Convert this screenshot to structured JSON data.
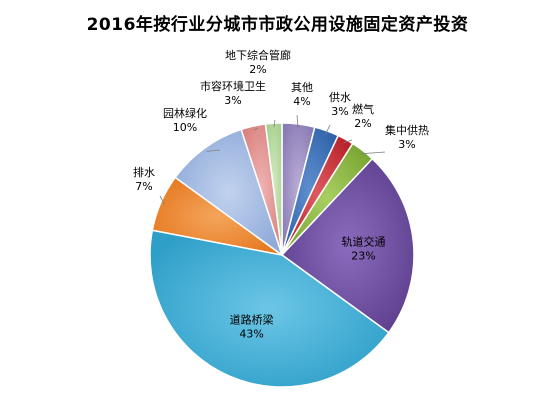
{
  "chart_data": {
    "type": "pie",
    "title": "2016年按行业分城市市政公用设施固定资产投资",
    "unit": "%",
    "slices": [
      {
        "name": "其他",
        "value": 4,
        "label": "4%",
        "color": "#8B7BB5",
        "gradient_light": "#b9add5"
      },
      {
        "name": "供水",
        "value": 3,
        "label": "3%",
        "color": "#2E62A8",
        "gradient_light": "#5f8fd0"
      },
      {
        "name": "燃气",
        "value": 2,
        "label": "2%",
        "color": "#B8232A",
        "gradient_light": "#de5a60"
      },
      {
        "name": "集中供热",
        "value": 3,
        "label": "3%",
        "color": "#79A531",
        "gradient_light": "#a9cf63"
      },
      {
        "name": "轨道交通",
        "value": 23,
        "label": "23%",
        "color": "#5E3F8E",
        "gradient_light": "#8a6bbd"
      },
      {
        "name": "道路桥梁",
        "value": 43,
        "label": "43%",
        "color": "#2E9FC9",
        "gradient_light": "#6cc6e6"
      },
      {
        "name": "排水",
        "value": 7,
        "label": "7%",
        "color": "#E5781F",
        "gradient_light": "#f5a55c"
      },
      {
        "name": "园林绿化",
        "value": 10,
        "label": "10%",
        "color": "#8FAAD9",
        "gradient_light": "#c1d2ee"
      },
      {
        "name": "市容环境卫生",
        "value": 3,
        "label": "3%",
        "color": "#D9827F",
        "gradient_light": "#efb3b0"
      },
      {
        "name": "地下综合管廊",
        "value": 2,
        "label": "2%",
        "color": "#A8CF8E",
        "gradient_light": "#d3ebc2"
      }
    ],
    "start_angle_deg": 0,
    "direction": "clockwise",
    "legend": "none",
    "data_labels": "category name and percentage"
  }
}
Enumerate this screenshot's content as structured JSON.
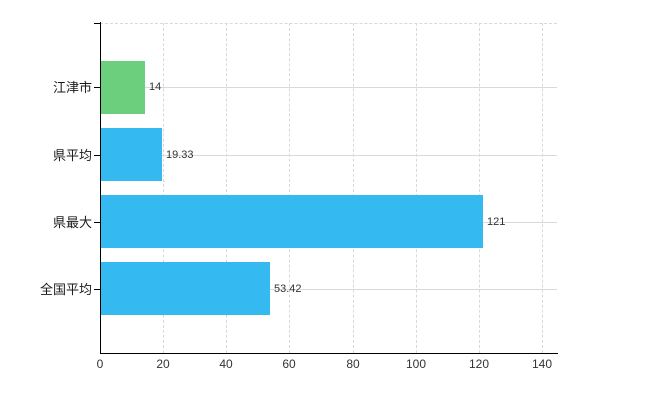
{
  "chart_data": {
    "type": "bar",
    "orientation": "horizontal",
    "title": "",
    "xlabel": "",
    "ylabel": "",
    "categories": [
      "江津市",
      "県平均",
      "県最大",
      "全国平均"
    ],
    "values": [
      14,
      19.33,
      121,
      53.42
    ],
    "value_labels": [
      "14",
      "19.33",
      "121",
      "53.42"
    ],
    "bar_colors": [
      "#6ccf7e",
      "#34b9f0",
      "#34b9f0",
      "#34b9f0"
    ],
    "x_ticks": [
      0,
      20,
      40,
      60,
      80,
      100,
      120,
      140
    ],
    "x_tick_labels": [
      "0",
      "20",
      "40",
      "60",
      "80",
      "100",
      "120",
      "140"
    ],
    "xlim": [
      0,
      145
    ],
    "legend": "none",
    "grid": {
      "vertical_style": "dashed",
      "horizontal_style": "solid",
      "color": "#d9d9d9",
      "top_border_style": "dashed"
    },
    "axis_color": "#000000",
    "tick_label_color": "#333333",
    "background_color": "#ffffff"
  }
}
....................
> TASK INSTRUCTIONS: Copy out the listing exactly as it stands, but not the pictures.

> EXERCISE ANSWER:
Convert this screenshot to structured JSON data.
{
  "chart_data": {
    "type": "pie",
    "title": "2016年按行业分城市市政公用设施固定资产投资",
    "unit": "%",
    "slices": [
      {
        "name": "其他",
        "value": 4,
        "label": "4%",
        "color": "#8B7BB5",
        "gradient_light": "#b9add5"
      },
      {
        "name": "供水",
        "value": 3,
        "label": "3%",
        "color": "#2E62A8",
        "gradient_light": "#5f8fd0"
      },
      {
        "name": "燃气",
        "value": 2,
        "label": "2%",
        "color": "#B8232A",
        "gradient_light": "#de5a60"
      },
      {
        "name": "集中供热",
        "value": 3,
        "label": "3%",
        "color": "#79A531",
        "gradient_light": "#a9cf63"
      },
      {
        "name": "轨道交通",
        "value": 23,
        "label": "23%",
        "color": "#5E3F8E",
        "gradient_light": "#8a6bbd"
      },
      {
        "name": "道路桥梁",
        "value": 43,
        "label": "43%",
        "color": "#2E9FC9",
        "gradient_light": "#6cc6e6"
      },
      {
        "name": "排水",
        "value": 7,
        "label": "7%",
        "color": "#E5781F",
        "gradient_light": "#f5a55c"
      },
      {
        "name": "园林绿化",
        "value": 10,
        "label": "10%",
        "color": "#8FAAD9",
        "gradient_light": "#c1d2ee"
      },
      {
        "name": "市容环境卫生",
        "value": 3,
        "label": "3%",
        "color": "#D9827F",
        "gradient_light": "#efb3b0"
      },
      {
        "name": "地下综合管廊",
        "value": 2,
        "label": "2%",
        "color": "#A8CF8E",
        "gradient_light": "#d3ebc2"
      }
    ],
    "start_angle_deg": 0,
    "direction": "clockwise",
    "legend": "none",
    "data_labels": "category name and percentage"
  }
}
Enumerate this screenshot's content as structured JSON.
{
  "chart_data": {
    "type": "bar",
    "orientation": "horizontal",
    "title": "",
    "xlabel": "",
    "ylabel": "",
    "categories": [
      "江津市",
      "県平均",
      "県最大",
      "全国平均"
    ],
    "values": [
      14,
      19.33,
      121,
      53.42
    ],
    "value_labels": [
      "14",
      "19.33",
      "121",
      "53.42"
    ],
    "bar_colors": [
      "#6ccf7e",
      "#34b9f0",
      "#34b9f0",
      "#34b9f0"
    ],
    "x_ticks": [
      0,
      20,
      40,
      60,
      80,
      100,
      120,
      140
    ],
    "x_tick_labels": [
      "0",
      "20",
      "40",
      "60",
      "80",
      "100",
      "120",
      "140"
    ],
    "xlim": [
      0,
      145
    ],
    "legend": "none",
    "grid": {
      "vertical_style": "dashed",
      "horizontal_style": "solid",
      "color": "#d9d9d9",
      "top_border_style": "dashed"
    },
    "axis_color": "#000000",
    "tick_label_color": "#333333",
    "background_color": "#ffffff"
  }
}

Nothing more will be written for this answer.